GIVEN INFORMATION:
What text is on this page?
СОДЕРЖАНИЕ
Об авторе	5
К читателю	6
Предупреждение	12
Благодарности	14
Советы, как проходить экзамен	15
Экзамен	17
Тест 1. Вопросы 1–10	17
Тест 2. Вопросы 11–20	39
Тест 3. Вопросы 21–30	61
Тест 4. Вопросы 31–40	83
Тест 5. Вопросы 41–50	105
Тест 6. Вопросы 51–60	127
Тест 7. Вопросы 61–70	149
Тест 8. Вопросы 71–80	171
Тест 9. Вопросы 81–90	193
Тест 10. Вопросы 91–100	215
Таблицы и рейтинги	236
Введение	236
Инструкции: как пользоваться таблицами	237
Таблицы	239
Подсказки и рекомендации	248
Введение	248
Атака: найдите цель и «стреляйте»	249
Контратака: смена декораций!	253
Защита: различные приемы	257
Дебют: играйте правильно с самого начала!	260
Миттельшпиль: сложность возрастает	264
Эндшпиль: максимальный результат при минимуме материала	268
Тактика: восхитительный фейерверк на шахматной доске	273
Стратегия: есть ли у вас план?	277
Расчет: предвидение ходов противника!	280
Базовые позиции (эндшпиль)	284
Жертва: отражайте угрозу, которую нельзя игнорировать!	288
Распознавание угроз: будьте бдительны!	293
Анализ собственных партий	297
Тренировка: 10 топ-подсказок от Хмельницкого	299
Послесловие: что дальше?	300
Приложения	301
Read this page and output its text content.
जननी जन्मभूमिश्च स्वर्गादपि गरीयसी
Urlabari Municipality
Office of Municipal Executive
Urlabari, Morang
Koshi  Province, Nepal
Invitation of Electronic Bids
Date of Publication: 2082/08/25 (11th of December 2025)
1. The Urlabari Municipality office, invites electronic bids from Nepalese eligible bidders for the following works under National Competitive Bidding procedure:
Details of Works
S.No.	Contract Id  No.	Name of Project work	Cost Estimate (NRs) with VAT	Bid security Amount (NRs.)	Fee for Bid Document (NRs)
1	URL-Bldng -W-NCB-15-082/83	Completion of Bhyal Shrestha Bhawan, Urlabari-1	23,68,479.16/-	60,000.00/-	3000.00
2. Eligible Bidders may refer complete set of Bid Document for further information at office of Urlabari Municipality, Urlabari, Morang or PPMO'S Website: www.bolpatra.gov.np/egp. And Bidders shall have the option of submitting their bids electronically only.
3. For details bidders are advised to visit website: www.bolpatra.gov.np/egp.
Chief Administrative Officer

WHAT YOU SHOULD DO: Please give back all of the records exactly as written.

RESULT FOR THIS TASK:
What text is on this page?
СОДЕРЖАНИЕ
Об авторе	5
К читателю	6
Предупреждение	12
Благодарности	14
Советы, как проходить экзамен	15
Экзамен	17
Тест 1. Вопросы 1–10	17
Тест 2. Вопросы 11–20	39
Тест 3. Вопросы 21–30	61
Тест 4. Вопросы 31–40	83
Тест 5. Вопросы 41–50	105
Тест 6. Вопросы 51–60	127
Тест 7. Вопросы 61–70	149
Тест 8. Вопросы 71–80	171
Тест 9. Вопросы 81–90	193
Тест 10. Вопросы 91–100	215
Таблицы и рейтинги	236
Введение	236
Инструкции: как пользоваться таблицами	237
Таблицы	239
Подсказки и рекомендации	248
Введение	248
Атака: найдите цель и «стреляйте»	249
Контратака: смена декораций!	253
Защита: различные приемы	257
Дебют: играйте правильно с самого начала!	260
Миттельшпиль: сложность возрастает	264
Эндшпиль: максимальный результат при минимуме материала	268
Тактика: восхитительный фейерверк на шахматной доске	273
Стратегия: есть ли у вас план?	277
Расчет: предвидение ходов противника!	280
Базовые позиции (эндшпиль)	284
Жертва: отражайте угрозу, которую нельзя игнорировать!	288
Распознавание угроз: будьте бдительны!	293
Анализ собственных партий	297
Тренировка: 10 топ-подсказок от Хмельницкого	299
Послесловие: что дальше?	300
Приложения	301
Read this page and output its text content.
जननी जन्मभूमिश्च स्वर्गादपि गरीयसी
Urlabari Municipality
Office of Municipal Executive
Urlabari, Morang
Koshi  Province, Nepal
Invitation of Electronic Bids
Date of Publication: 2082/08/25 (11th of December 2025)
1. The Urlabari Municipality office, invites electronic bids from Nepalese eligible bidders for the following works under National Competitive Bidding procedure:
Details of Works
S.No.	Contract Id  No.	Name of Project work	Cost Estimate (NRs) with VAT	Bid security Amount (NRs.)	Fee for Bid Document (NRs)
1	URL-Bldng -W-NCB-15-082/83	Completion of Bhyal Shrestha Bhawan, Urlabari-1	23,68,479.16/-	60,000.00/-	3000.00
2. Eligible Bidders may refer complete set of Bid Document for further information at office of Urlabari Municipality, Urlabari, Morang or PPMO'S Website: www.bolpatra.gov.np/egp. And Bidders shall have the option of submitting their bids electronically only.
3. For details bidders are advised to visit website: www.bolpatra.gov.np/egp.
Chief Administrative Officer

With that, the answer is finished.